BEGIN SUPPLIED DATA

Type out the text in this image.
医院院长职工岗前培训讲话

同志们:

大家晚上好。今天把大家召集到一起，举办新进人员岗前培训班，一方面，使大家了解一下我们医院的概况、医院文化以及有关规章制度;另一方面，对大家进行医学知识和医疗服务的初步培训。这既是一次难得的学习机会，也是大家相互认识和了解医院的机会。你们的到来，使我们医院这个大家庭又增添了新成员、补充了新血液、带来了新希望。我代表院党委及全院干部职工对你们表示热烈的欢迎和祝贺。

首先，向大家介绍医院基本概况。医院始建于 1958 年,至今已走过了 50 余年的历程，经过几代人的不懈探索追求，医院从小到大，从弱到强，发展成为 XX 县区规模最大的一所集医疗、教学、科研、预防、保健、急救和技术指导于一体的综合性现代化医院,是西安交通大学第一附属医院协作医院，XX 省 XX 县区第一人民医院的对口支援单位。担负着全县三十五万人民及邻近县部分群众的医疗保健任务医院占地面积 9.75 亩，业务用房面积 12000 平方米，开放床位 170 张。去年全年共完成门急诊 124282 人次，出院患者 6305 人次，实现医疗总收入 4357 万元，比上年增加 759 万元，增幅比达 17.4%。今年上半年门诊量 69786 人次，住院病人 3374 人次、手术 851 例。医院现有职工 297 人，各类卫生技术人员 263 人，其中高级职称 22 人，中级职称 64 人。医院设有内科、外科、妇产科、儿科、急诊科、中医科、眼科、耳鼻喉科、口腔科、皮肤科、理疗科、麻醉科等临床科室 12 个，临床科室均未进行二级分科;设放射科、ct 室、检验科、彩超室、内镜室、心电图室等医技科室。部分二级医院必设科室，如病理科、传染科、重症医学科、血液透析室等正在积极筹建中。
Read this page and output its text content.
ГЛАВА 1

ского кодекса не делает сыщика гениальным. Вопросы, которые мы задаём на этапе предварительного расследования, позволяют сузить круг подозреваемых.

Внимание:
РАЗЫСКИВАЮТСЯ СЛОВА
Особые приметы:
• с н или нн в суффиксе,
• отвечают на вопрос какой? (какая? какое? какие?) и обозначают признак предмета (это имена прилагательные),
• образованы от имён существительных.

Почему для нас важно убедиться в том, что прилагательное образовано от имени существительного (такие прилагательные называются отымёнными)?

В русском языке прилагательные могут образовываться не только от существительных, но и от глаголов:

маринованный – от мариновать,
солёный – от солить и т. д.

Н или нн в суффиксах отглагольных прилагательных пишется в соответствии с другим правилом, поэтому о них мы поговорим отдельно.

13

END SUPPLIED DATA

■ DIRECTIONS FOR THIS TASK ■
Nothing should be changed: write out all of the data as is.

■ COMPLETED TASK ■
Type out the text in this image.
医院院长职工岗前培训讲话

同志们:

大家晚上好。今天把大家召集到一起，举办新进人员岗前培训班，一方面，使大家了解一下我们医院的概况、医院文化以及有关规章制度;另一方面，对大家进行医学知识和医疗服务的初步培训。这既是一次难得的学习机会，也是大家相互认识和了解医院的机会。你们的到来，使我们医院这个大家庭又增添了新成员、补充了新血液、带来了新希望。我代表院党委及全院干部职工对你们表示热烈的欢迎和祝贺。

首先，向大家介绍医院基本概况。医院始建于 1958 年,至今已走过了 50 余年的历程，经过几代人的不懈探索追求，医院从小到大，从弱到强，发展成为 XX 县区规模最大的一所集医疗、教学、科研、预防、保健、急救和技术指导于一体的综合性现代化医院,是西安交通大学第一附属医院协作医院，XX 省 XX 县区第一人民医院的对口支援单位。担负着全县三十五万人民及邻近县部分群众的医疗保健任务医院占地面积 9.75 亩，业务用房面积 12000 平方米，开放床位 170 张。去年全年共完成门急诊 124282 人次，出院患者 6305 人次，实现医疗总收入 4357 万元，比上年增加 759 万元，增幅比达 17.4%。今年上半年门诊量 69786 人次，住院病人 3374 人次、手术 851 例。医院现有职工 297 人，各类卫生技术人员 263 人，其中高级职称 22 人，中级职称 64 人。医院设有内科、外科、妇产科、儿科、急诊科、中医科、眼科、耳鼻喉科、口腔科、皮肤科、理疗科、麻醉科等临床科室 12 个，临床科室均未进行二级分科;设放射科、ct 室、检验科、彩超室、内镜室、心电图室等医技科室。部分二级医院必设科室，如病理科、传染科、重症医学科、血液透析室等正在积极筹建中。
Read this page and output its text content.
ГЛАВА 1

ского кодекса не делает сыщика гениальным. Вопросы, которые мы задаём на этапе предварительного расследования, позволяют сузить круг подозреваемых.

Внимание:
РАЗЫСКИВАЮТСЯ СЛОВА
Особые приметы:
• с н или нн в суффиксе,
• отвечают на вопрос какой? (какая? какое? какие?) и обозначают признак предмета (это имена прилагательные),
• образованы от имён существительных.

Почему для нас важно убедиться в том, что прилагательное образовано от имени существительного (такие прилагательные называются отымёнными)?

В русском языке прилагательные могут образовываться не только от существительных, но и от глаголов:

маринованный – от мариновать,
солёный – от солить и т. д.

Н или нн в суффиксах отглагольных прилагательных пишется в соответствии с другим правилом, поэтому о них мы поговорим отдельно.

13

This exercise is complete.